WRITTEN TASK
Check each line of the material below, and copy it if it holds the string "ｲﾝﾀｰﾊﾞﾙ".

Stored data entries
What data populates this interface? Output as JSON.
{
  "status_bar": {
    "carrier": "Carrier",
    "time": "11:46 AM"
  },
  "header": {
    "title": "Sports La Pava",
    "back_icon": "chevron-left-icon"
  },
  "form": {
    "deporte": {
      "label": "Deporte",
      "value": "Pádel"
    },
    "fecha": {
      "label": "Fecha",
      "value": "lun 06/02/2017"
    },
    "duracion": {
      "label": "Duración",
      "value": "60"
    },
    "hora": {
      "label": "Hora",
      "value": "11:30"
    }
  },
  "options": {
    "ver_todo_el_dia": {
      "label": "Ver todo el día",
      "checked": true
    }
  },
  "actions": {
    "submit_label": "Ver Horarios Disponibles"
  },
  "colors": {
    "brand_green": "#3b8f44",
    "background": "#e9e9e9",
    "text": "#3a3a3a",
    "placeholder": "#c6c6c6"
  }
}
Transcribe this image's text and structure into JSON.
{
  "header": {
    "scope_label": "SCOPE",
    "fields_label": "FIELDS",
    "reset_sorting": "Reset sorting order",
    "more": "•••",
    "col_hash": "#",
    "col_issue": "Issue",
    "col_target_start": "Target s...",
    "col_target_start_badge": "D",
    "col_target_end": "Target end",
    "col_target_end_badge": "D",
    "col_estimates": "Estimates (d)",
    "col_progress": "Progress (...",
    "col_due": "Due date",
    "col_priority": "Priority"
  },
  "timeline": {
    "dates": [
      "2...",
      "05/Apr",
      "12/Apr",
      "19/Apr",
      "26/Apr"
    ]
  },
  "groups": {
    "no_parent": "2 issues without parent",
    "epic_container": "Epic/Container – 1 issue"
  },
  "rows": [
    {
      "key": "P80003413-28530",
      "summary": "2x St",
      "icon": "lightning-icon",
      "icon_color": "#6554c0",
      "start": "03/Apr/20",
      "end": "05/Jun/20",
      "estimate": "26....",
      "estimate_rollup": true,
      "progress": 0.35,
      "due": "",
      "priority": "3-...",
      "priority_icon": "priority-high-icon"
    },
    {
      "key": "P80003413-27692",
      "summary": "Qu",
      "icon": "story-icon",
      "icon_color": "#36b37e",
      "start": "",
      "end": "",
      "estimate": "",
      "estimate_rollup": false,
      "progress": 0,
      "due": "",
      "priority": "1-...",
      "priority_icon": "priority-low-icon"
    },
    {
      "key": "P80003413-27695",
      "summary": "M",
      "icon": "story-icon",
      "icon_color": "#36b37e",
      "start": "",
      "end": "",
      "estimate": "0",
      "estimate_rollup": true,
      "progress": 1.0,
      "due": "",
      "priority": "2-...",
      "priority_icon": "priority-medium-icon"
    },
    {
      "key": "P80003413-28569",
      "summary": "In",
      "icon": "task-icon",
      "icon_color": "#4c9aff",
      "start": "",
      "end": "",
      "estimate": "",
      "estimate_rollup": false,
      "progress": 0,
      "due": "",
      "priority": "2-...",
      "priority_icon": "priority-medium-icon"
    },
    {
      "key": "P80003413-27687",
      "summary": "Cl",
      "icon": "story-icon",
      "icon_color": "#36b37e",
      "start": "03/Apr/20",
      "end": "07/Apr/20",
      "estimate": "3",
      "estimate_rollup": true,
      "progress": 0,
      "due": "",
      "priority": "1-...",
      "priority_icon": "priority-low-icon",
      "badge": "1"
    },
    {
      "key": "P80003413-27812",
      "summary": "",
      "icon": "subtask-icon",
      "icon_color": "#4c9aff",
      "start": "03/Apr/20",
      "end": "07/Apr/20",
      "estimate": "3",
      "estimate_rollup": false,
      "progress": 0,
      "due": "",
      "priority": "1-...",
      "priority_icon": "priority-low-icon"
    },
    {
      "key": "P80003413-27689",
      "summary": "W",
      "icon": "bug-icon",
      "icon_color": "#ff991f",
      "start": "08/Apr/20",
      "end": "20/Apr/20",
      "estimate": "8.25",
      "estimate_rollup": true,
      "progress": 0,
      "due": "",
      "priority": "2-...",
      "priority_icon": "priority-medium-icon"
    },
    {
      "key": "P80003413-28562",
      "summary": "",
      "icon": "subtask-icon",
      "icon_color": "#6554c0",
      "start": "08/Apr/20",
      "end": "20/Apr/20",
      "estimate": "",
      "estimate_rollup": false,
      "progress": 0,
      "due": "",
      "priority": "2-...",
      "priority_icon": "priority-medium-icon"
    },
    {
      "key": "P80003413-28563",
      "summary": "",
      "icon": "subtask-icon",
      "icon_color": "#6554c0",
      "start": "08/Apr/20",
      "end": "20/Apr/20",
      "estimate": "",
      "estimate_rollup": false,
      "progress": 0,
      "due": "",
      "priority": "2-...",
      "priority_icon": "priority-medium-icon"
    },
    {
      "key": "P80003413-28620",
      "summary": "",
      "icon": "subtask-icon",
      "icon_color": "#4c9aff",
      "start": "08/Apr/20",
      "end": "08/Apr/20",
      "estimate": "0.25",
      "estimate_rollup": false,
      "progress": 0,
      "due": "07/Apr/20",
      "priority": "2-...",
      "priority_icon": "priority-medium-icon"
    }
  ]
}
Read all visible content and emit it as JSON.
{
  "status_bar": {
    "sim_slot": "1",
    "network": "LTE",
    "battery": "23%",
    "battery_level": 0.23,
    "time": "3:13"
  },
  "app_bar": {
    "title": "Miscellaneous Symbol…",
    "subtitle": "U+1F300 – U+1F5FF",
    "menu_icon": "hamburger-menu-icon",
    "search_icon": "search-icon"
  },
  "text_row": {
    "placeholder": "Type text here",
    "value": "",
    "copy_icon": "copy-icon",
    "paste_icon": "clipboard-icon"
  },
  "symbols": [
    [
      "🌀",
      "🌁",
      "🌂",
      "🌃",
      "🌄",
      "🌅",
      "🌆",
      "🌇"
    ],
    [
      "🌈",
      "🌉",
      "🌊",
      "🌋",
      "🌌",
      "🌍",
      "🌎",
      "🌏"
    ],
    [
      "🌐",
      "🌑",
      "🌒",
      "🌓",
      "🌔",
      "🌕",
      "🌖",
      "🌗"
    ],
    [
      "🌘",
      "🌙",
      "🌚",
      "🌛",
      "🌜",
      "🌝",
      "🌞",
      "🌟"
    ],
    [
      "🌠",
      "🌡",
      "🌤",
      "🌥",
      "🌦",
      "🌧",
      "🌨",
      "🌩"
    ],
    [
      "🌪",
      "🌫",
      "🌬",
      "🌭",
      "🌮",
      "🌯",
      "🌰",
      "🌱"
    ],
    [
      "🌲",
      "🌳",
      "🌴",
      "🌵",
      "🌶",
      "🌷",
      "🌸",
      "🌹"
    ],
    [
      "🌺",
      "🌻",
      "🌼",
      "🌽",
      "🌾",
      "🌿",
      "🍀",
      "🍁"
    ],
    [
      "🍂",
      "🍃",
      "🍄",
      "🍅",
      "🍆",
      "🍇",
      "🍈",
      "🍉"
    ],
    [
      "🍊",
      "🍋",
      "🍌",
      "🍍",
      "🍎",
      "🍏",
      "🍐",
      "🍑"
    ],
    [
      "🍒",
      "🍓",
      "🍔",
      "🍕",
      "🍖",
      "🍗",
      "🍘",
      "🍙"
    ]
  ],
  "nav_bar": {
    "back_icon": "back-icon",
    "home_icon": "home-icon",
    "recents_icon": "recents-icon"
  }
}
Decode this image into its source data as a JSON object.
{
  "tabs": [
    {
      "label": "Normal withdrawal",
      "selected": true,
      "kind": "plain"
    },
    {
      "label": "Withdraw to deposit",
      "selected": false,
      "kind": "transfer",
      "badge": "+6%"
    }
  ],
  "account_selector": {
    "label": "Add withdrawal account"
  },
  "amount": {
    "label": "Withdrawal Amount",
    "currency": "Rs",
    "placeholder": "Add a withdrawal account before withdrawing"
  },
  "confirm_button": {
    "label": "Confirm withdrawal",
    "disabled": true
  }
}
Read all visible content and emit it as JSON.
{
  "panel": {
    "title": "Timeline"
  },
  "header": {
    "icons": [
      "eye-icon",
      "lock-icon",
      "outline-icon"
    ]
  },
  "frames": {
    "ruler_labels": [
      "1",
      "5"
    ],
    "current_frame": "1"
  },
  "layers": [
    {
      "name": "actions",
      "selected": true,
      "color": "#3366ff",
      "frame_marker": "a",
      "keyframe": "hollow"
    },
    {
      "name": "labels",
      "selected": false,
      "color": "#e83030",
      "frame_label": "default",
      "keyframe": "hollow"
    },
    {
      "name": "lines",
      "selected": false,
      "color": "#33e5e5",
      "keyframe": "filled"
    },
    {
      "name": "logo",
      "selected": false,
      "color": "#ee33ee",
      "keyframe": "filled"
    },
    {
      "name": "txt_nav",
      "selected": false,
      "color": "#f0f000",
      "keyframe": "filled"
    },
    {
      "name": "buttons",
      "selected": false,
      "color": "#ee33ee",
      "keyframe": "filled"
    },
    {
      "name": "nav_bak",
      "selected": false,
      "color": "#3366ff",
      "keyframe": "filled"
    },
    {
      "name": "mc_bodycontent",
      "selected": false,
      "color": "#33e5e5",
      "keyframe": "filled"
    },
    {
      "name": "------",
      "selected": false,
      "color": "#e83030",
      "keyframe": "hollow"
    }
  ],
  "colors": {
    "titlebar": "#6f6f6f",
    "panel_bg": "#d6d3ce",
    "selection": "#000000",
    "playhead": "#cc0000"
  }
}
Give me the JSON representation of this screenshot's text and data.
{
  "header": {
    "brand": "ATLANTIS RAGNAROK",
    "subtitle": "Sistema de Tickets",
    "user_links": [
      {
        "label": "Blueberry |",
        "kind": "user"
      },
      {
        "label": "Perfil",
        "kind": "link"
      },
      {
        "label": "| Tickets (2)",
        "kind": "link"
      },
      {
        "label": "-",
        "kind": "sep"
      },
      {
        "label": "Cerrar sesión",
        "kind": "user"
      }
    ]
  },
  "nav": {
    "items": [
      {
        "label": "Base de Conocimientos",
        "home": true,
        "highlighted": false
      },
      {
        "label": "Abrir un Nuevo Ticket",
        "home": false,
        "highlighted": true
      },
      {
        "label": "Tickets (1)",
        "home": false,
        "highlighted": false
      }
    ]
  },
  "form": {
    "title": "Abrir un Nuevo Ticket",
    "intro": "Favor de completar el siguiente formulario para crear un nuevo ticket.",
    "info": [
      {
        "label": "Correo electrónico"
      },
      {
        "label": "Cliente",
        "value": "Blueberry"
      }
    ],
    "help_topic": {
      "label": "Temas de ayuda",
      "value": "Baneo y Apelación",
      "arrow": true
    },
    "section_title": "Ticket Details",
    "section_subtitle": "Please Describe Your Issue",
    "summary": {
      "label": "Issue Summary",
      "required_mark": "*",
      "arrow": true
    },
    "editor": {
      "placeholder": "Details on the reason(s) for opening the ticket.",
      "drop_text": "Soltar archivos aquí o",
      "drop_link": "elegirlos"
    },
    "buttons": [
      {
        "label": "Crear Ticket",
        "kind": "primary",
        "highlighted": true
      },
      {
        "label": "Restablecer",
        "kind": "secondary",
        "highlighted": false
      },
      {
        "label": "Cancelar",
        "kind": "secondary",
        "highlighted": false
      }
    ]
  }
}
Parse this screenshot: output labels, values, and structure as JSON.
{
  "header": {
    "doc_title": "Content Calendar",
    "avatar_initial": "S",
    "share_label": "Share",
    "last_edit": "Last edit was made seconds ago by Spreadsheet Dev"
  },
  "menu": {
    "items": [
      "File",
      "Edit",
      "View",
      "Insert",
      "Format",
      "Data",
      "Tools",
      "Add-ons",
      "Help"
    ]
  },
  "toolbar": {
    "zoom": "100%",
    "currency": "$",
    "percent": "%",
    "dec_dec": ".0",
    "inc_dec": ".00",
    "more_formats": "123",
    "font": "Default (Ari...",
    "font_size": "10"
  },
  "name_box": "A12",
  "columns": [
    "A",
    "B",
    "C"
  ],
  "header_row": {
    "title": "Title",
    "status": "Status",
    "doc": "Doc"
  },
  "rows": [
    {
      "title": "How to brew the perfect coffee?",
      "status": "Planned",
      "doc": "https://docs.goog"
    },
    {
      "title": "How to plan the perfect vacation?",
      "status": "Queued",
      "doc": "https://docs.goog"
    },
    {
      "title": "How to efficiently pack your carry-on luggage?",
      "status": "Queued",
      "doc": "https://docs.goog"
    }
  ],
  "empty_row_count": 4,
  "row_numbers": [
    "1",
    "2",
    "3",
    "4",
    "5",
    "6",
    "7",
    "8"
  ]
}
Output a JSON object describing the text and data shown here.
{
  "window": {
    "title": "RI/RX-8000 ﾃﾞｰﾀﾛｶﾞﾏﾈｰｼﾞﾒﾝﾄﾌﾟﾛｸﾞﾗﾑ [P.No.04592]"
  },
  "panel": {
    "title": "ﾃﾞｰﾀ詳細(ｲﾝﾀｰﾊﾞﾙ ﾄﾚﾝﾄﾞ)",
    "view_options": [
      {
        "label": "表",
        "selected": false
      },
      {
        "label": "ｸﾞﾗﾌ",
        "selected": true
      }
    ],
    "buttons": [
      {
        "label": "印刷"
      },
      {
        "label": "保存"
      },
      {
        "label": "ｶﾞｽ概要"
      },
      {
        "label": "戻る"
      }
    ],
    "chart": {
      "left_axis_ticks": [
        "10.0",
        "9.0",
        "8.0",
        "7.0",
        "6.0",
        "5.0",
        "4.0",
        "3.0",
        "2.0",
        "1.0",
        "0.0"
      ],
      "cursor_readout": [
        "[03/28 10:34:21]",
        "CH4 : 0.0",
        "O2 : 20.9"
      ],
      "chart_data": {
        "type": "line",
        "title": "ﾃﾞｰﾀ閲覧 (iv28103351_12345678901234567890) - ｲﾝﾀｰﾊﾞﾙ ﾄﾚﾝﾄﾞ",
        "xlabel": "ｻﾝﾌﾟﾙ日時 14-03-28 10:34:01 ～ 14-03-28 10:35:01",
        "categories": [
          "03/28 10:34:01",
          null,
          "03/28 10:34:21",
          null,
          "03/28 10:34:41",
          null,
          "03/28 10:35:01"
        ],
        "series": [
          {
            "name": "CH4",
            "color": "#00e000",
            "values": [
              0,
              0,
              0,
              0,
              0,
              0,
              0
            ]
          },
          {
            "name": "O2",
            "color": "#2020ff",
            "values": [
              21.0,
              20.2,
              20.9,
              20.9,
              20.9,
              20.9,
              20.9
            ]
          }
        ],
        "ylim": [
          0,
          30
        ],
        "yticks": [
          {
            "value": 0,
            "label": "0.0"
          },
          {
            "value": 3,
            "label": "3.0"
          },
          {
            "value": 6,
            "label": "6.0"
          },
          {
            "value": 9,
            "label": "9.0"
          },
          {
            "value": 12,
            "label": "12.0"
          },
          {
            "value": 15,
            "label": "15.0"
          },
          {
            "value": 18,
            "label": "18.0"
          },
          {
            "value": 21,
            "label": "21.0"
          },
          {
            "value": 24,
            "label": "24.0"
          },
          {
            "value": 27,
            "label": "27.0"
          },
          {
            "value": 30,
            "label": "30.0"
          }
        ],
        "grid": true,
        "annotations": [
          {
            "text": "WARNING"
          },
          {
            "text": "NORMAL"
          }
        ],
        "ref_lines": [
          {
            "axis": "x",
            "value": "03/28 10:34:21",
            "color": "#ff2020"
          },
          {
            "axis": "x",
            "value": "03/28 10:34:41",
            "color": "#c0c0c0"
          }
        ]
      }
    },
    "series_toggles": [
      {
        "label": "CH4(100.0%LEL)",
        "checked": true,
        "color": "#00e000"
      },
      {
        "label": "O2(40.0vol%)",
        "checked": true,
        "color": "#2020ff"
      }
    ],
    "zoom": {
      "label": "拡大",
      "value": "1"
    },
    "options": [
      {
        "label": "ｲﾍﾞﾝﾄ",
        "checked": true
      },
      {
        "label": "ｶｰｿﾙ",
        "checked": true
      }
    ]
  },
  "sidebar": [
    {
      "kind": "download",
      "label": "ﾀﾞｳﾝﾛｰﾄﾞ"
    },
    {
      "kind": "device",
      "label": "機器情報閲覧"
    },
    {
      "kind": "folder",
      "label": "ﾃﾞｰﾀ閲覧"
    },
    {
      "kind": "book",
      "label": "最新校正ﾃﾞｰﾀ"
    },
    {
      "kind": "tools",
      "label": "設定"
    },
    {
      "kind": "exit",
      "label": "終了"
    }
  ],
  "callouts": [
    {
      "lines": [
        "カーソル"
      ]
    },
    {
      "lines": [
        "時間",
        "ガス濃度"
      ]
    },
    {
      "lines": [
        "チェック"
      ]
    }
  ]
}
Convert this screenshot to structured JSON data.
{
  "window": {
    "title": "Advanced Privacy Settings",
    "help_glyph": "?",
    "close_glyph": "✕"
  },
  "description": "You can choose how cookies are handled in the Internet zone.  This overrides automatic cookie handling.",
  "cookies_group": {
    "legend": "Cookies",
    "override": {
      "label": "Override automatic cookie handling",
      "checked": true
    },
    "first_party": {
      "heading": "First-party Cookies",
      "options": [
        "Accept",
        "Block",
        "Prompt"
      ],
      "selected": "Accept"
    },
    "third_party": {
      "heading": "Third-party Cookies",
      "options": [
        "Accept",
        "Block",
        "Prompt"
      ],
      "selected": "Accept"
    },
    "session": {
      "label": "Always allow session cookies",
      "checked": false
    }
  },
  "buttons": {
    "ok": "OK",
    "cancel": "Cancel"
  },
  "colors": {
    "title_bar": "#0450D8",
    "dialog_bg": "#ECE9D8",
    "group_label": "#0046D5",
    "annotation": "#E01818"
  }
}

TASK OUTPUT
    "title": "ﾃﾞｰﾀ詳細(ｲﾝﾀｰﾊﾞﾙ ﾄﾚﾝﾄﾞ)",
        "title": "ﾃﾞｰﾀ閲覧 (iv28103351_12345678901234567890) - ｲﾝﾀｰﾊﾞﾙ ﾄﾚﾝﾄﾞ",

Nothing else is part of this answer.